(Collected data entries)
# # # #
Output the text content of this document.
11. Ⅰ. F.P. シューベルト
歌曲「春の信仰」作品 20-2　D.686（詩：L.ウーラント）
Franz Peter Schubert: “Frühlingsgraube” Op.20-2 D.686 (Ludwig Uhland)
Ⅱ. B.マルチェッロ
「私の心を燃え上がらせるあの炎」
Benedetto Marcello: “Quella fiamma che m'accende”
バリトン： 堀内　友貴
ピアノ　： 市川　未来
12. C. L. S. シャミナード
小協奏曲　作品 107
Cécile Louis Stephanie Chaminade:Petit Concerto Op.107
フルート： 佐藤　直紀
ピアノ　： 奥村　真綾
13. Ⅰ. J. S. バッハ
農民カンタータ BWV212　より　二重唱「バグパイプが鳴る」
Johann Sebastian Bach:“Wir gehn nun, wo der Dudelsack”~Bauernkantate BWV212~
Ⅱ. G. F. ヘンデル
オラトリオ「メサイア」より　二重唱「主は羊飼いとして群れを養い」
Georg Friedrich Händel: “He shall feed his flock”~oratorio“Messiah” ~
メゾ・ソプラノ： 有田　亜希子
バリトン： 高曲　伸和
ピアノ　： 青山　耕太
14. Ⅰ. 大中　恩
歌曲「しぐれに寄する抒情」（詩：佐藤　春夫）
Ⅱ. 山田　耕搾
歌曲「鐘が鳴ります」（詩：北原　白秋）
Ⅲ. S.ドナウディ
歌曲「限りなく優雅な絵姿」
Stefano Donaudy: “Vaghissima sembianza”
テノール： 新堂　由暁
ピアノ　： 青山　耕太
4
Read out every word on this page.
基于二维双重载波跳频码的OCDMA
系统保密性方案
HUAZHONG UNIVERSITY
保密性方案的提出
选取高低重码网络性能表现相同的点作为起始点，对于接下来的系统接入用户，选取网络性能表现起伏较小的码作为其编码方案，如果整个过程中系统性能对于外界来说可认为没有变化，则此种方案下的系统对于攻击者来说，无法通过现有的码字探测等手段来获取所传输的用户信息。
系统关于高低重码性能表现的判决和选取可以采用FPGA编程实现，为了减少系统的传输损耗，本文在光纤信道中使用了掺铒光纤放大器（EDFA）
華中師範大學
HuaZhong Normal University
# # # #
EXERCISE DIRECTIONS:
Output each entry precisely as given.

THE ANSWER:
Output the text content of this document.
11. Ⅰ. F.P. シューベルト
歌曲「春の信仰」作品 20-2　D.686（詩：L.ウーラント）
Franz Peter Schubert: “Frühlingsgraube” Op.20-2 D.686 (Ludwig Uhland)
Ⅱ. B.マルチェッロ
「私の心を燃え上がらせるあの炎」
Benedetto Marcello: “Quella fiamma che m'accende”
バリトン： 堀内　友貴
ピアノ　： 市川　未来
12. C. L. S. シャミナード
小協奏曲　作品 107
Cécile Louis Stephanie Chaminade:Petit Concerto Op.107
フルート： 佐藤　直紀
ピアノ　： 奥村　真綾
13. Ⅰ. J. S. バッハ
農民カンタータ BWV212　より　二重唱「バグパイプが鳴る」
Johann Sebastian Bach:“Wir gehn nun, wo der Dudelsack”~Bauernkantate BWV212~
Ⅱ. G. F. ヘンデル
オラトリオ「メサイア」より　二重唱「主は羊飼いとして群れを養い」
Georg Friedrich Händel: “He shall feed his flock”~oratorio“Messiah” ~
メゾ・ソプラノ： 有田　亜希子
バリトン： 高曲　伸和
ピアノ　： 青山　耕太
14. Ⅰ. 大中　恩
歌曲「しぐれに寄する抒情」（詩：佐藤　春夫）
Ⅱ. 山田　耕搾
歌曲「鐘が鳴ります」（詩：北原　白秋）
Ⅲ. S.ドナウディ
歌曲「限りなく優雅な絵姿」
Stefano Donaudy: “Vaghissima sembianza”
テノール： 新堂　由暁
ピアノ　： 青山　耕太
4
Read out every word on this page.
基于二维双重载波跳频码的OCDMA
系统保密性方案
HUAZHONG UNIVERSITY
保密性方案的提出
选取高低重码网络性能表现相同的点作为起始点，对于接下来的系统接入用户，选取网络性能表现起伏较小的码作为其编码方案，如果整个过程中系统性能对于外界来说可认为没有变化，则此种方案下的系统对于攻击者来说，无法通过现有的码字探测等手段来获取所传输的用户信息。
系统关于高低重码性能表现的判决和选取可以采用FPGA编程实现，为了减少系统的传输损耗，本文在光纤信道中使用了掺铒光纤放大器（EDFA）
華中師範大學
HuaZhong Normal University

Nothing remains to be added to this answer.